[Passage to read]:
-=-=-

Court backs young woman’s right to ‘die trying to live’

A young woman was not ‘deluded’ to contest a decision by medics to withdraw her life-supporting treatment, the Court of Appeal has ruled.

Upholding a posthumous appeal against a Court of Protection ruling, senior judges defended 19-year-old Sudiksha Thirumalesh’s legal right to make decisions about her healthcare.

In August 2023, the Court of Protection agreed with University Hospitals Birmingham NHS Foundation Trust, which argued that Sudiksha was “delusional” for resisting her doctors’ decision to move her to the palliative care pathway.

Mental capacity

Sudiksha suffered from encephalomyopathic mitochondrial DNA depletion syndrome, a rare life-threatening genetic condition that caused hearing loss, muscle weakness, and kidney damage.

-=-=-

Recorded data
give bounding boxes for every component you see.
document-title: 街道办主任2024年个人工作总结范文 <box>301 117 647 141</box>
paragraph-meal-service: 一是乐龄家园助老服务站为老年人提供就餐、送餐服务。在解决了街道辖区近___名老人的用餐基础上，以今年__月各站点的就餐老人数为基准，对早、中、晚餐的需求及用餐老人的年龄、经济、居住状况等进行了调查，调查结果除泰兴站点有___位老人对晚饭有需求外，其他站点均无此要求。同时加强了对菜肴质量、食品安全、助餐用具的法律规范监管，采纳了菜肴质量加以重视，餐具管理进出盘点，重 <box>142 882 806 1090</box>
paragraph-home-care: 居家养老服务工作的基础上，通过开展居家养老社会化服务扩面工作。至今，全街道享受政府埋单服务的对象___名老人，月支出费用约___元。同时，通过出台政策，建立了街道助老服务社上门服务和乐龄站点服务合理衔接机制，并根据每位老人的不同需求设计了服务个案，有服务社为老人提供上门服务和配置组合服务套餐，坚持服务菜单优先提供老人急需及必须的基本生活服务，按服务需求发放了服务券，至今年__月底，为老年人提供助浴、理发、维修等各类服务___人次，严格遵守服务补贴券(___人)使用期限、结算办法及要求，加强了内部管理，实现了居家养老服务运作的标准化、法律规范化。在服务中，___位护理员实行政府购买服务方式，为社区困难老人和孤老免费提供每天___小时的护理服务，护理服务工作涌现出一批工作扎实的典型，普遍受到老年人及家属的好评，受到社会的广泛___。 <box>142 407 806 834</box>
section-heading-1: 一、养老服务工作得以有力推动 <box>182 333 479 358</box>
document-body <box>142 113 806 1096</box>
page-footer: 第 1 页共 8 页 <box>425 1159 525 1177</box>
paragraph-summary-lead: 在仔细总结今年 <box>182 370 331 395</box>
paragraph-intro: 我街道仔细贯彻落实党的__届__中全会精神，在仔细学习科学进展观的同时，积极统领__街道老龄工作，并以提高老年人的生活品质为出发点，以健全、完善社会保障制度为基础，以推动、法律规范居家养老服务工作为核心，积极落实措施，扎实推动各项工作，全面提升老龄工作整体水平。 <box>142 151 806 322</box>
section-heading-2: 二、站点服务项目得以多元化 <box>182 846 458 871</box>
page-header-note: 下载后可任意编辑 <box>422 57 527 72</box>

-=-=-

[Questions]:
- 1) Update the part of the article about the court ruling that opens with the words containing "In August 2023, the" and closes with "and kidney damage.", putting "end-of-life care pathway" in place of "palliative care pathway".
- 2) Shorten the paragraph of the article about the court ruling that begins "In August 2023," keeping its main facts.

[Solved tasks]:
- 1)
In August 2023, the Court of Protection agreed with University Hospitals Birmingham NHS Foundation Trust, which argued that Sudiksha was “delusional” for resisting her doctors’ decision to move her to the end-of-life care pathway.

Mental capacity

Sudiksha suffered from encephalomyopathic mitochondrial DNA depletion syndrome, a rare life-threatening genetic condition that caused hearing loss, muscle weakness, and kidney damage.

- 2) In August 2023, the Court of Protection backed University Hospitals Birmingham NHS Foundation Trust's claim that Sudiksha was "delusional" for opposing her doctors' decision to move her to palliative care.